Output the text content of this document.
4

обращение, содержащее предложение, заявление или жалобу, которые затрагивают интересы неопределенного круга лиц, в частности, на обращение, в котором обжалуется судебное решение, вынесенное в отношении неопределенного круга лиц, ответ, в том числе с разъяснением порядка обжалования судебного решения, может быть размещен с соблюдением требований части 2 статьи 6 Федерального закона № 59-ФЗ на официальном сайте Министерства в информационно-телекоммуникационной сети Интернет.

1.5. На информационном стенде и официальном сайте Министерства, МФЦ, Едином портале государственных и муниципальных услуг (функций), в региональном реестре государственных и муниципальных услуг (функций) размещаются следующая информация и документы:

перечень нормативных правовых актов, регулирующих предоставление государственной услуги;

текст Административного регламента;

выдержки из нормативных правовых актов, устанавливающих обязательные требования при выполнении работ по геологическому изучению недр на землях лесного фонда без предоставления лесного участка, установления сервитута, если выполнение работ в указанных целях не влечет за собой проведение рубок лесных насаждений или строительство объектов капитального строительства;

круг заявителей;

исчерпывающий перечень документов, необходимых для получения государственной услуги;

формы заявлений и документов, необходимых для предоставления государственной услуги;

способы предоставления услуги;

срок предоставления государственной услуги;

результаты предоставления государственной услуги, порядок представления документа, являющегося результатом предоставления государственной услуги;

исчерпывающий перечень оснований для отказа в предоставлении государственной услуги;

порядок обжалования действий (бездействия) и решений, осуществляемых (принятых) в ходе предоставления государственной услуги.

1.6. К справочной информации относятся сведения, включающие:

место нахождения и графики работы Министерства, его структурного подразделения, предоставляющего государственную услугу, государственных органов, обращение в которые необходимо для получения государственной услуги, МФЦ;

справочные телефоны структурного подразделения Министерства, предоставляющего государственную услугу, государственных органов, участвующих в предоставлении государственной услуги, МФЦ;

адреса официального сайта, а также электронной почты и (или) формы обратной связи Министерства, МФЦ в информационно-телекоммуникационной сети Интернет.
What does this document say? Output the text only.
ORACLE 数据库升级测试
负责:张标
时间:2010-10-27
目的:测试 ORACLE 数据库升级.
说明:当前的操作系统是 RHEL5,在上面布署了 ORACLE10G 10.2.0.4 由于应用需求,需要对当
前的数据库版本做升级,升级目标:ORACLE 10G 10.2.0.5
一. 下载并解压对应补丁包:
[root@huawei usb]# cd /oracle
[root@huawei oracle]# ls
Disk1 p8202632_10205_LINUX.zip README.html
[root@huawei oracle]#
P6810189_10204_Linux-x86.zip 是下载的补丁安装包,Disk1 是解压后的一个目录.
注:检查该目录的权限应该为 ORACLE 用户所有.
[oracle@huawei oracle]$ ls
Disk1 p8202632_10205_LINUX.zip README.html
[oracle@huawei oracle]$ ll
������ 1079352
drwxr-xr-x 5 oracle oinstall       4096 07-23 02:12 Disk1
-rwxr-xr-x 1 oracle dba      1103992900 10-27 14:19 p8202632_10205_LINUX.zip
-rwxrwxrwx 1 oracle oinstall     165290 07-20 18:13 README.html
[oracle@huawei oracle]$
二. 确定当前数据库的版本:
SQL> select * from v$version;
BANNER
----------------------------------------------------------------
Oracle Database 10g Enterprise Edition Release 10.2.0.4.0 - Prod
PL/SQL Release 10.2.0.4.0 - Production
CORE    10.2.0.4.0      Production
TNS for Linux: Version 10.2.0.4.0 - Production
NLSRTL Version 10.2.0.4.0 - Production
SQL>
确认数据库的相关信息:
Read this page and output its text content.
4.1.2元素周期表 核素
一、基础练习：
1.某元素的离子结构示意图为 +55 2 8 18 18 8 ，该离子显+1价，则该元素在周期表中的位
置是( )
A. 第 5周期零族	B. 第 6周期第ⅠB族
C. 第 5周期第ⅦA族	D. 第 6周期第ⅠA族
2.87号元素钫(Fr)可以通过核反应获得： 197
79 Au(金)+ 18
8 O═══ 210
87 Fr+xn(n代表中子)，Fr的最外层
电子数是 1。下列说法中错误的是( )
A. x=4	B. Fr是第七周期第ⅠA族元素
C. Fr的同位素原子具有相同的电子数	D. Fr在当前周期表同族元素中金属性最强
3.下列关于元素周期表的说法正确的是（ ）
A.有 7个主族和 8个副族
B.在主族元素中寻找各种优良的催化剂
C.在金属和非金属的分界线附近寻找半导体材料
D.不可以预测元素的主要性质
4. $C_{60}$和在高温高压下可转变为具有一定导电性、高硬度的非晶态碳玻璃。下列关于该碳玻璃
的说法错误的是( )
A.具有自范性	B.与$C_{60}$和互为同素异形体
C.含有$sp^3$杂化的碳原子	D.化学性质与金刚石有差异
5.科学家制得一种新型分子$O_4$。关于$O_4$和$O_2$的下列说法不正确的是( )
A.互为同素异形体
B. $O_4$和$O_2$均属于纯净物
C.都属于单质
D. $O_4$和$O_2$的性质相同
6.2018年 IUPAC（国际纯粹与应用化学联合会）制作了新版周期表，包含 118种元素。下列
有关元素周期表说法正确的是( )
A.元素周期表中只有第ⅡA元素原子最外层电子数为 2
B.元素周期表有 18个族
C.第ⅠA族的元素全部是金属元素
************
TASK STATEMENT
Read the entries and select each line where the word "актов" is found.

OUTPUT OF THE EXERCISE
перечень нормативных правовых актов, регулирующих предоставление государственной услуги;
выдержки из нормативных правовых актов, устанавливающих обязательные требования при выполнении работ по геологическому изучению недр на землях лесного фонда без предоставления лесного участка, установления сервитута, если выполнение работ в указанных целях не влечет за собой проведение рубок лесных насаждений или строительство объектов капитального строительства;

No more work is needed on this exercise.